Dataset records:
○ ○ ○ ○ ○ ○ ○
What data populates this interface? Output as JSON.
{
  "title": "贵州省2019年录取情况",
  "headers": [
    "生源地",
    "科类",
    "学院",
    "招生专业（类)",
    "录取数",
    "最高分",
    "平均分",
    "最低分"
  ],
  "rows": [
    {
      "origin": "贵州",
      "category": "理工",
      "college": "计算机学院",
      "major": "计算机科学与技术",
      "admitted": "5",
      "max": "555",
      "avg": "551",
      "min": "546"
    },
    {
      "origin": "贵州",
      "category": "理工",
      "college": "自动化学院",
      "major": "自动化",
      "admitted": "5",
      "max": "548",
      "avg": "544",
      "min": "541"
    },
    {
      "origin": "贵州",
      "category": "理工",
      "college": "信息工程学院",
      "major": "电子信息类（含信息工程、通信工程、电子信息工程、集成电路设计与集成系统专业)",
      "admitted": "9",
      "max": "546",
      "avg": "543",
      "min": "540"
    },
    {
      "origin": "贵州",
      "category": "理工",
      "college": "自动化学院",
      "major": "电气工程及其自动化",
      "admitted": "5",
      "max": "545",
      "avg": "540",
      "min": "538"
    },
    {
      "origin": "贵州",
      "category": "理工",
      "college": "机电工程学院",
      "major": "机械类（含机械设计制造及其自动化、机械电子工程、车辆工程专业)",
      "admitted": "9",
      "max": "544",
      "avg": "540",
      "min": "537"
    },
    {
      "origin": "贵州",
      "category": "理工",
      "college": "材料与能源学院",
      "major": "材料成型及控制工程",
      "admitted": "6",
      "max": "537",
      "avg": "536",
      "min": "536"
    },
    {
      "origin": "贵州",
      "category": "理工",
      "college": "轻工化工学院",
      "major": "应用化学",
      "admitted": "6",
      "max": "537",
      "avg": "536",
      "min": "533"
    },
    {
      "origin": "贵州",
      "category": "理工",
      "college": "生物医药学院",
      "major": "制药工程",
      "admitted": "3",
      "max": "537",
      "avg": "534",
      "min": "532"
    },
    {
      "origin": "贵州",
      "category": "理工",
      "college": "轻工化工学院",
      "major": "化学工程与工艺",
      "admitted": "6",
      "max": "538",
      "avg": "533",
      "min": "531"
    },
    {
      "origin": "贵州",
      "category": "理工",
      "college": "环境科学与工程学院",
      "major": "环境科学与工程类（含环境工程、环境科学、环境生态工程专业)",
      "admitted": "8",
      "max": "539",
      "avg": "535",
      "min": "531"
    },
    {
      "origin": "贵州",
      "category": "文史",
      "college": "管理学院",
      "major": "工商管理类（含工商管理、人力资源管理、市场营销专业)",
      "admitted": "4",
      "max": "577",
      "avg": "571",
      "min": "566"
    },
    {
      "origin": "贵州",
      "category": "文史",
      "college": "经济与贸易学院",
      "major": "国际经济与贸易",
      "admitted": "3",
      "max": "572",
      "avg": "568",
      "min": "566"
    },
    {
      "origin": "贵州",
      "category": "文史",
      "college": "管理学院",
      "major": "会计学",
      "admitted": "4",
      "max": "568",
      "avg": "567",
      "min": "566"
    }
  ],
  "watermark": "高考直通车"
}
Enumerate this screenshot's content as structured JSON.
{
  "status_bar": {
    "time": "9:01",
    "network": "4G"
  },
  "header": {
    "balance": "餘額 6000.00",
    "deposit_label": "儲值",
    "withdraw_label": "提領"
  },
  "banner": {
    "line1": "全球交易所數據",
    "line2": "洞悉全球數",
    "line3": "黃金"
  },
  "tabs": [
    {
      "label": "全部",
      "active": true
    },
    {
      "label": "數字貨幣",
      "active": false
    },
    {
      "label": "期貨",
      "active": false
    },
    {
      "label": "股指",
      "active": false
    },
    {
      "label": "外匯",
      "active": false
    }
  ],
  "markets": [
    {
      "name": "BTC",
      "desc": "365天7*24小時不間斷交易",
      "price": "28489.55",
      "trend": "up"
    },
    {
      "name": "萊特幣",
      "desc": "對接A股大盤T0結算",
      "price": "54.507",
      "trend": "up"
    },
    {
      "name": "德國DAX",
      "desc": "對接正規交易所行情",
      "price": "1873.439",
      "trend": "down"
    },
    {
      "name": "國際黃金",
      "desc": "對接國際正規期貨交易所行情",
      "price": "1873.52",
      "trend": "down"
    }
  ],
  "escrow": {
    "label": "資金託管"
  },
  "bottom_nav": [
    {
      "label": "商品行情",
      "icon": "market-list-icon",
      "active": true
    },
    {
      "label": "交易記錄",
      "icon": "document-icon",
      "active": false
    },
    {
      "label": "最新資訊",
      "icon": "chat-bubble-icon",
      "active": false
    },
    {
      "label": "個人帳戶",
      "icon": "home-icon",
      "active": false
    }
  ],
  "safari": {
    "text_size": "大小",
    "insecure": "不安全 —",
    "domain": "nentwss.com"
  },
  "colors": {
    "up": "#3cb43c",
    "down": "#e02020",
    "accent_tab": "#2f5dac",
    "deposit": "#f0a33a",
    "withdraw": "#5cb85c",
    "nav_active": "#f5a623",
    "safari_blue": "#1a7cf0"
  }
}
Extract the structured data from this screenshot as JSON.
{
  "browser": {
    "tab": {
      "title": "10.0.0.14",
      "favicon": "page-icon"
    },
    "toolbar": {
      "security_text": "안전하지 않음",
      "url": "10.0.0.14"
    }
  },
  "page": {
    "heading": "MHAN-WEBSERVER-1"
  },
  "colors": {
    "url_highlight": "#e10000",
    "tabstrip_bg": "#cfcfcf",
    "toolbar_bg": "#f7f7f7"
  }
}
○ ○ ○ ○ ○ ○ ○
WRITTEN INSTRUCTION —
Copy every single line of the material above that holds "price".

CORRECT RESPONSE —
      "price": "28489.55",
      "price": "54.507",
      "price": "1873.439",
      "price": "1873.52",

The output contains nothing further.